THE EXERCISE: In the material below, the lines containing the word "registration" are required; copy each of them.

TASK INPUTS:

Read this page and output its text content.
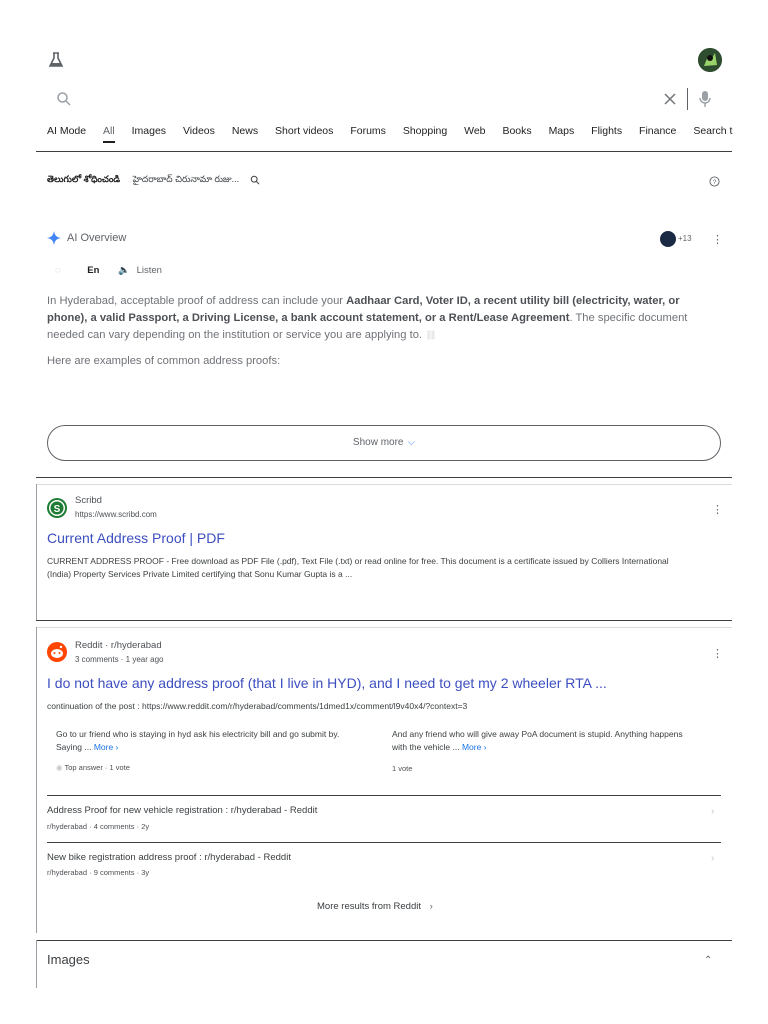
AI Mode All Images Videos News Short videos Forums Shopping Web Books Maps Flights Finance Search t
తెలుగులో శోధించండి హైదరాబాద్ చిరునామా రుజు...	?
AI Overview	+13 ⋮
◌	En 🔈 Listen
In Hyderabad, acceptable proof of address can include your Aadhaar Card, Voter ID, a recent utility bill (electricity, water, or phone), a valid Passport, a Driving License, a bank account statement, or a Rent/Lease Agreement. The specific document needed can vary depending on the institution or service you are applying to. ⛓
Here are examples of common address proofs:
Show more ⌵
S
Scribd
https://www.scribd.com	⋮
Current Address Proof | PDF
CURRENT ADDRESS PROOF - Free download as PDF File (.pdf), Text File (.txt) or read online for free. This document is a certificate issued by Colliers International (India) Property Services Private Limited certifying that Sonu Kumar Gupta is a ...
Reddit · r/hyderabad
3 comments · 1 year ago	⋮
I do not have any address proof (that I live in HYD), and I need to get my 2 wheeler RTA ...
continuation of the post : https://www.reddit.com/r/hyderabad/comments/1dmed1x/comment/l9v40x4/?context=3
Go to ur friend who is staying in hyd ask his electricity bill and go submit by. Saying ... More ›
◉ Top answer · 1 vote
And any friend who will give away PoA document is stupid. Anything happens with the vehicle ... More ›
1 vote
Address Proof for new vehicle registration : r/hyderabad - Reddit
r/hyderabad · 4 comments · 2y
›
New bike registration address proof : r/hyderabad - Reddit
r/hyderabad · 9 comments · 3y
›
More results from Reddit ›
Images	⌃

* * *

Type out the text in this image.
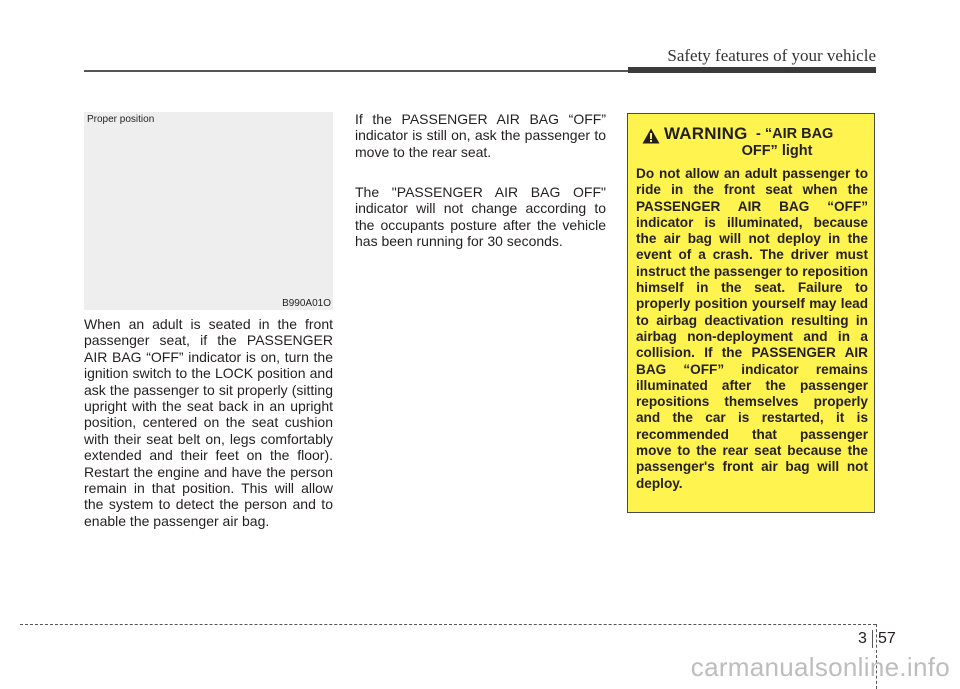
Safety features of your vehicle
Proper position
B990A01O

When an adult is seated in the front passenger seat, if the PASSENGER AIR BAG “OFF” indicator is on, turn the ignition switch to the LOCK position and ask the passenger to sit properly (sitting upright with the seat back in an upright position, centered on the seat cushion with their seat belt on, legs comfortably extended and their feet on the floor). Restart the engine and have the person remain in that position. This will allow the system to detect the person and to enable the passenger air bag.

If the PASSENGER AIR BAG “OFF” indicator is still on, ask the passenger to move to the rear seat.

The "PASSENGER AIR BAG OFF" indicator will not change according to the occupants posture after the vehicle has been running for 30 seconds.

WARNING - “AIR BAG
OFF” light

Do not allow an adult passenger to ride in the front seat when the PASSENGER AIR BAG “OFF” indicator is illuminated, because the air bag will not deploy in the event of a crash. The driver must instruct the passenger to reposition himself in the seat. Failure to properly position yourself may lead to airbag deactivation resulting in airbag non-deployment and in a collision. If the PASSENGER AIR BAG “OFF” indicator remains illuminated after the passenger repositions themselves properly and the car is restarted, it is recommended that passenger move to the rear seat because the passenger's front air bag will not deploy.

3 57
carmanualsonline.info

REPLY TO THE TASK:
Address Proof for new vehicle registration : r/hyderabad - Reddit
New bike registration address proof : r/hyderabad - Reddit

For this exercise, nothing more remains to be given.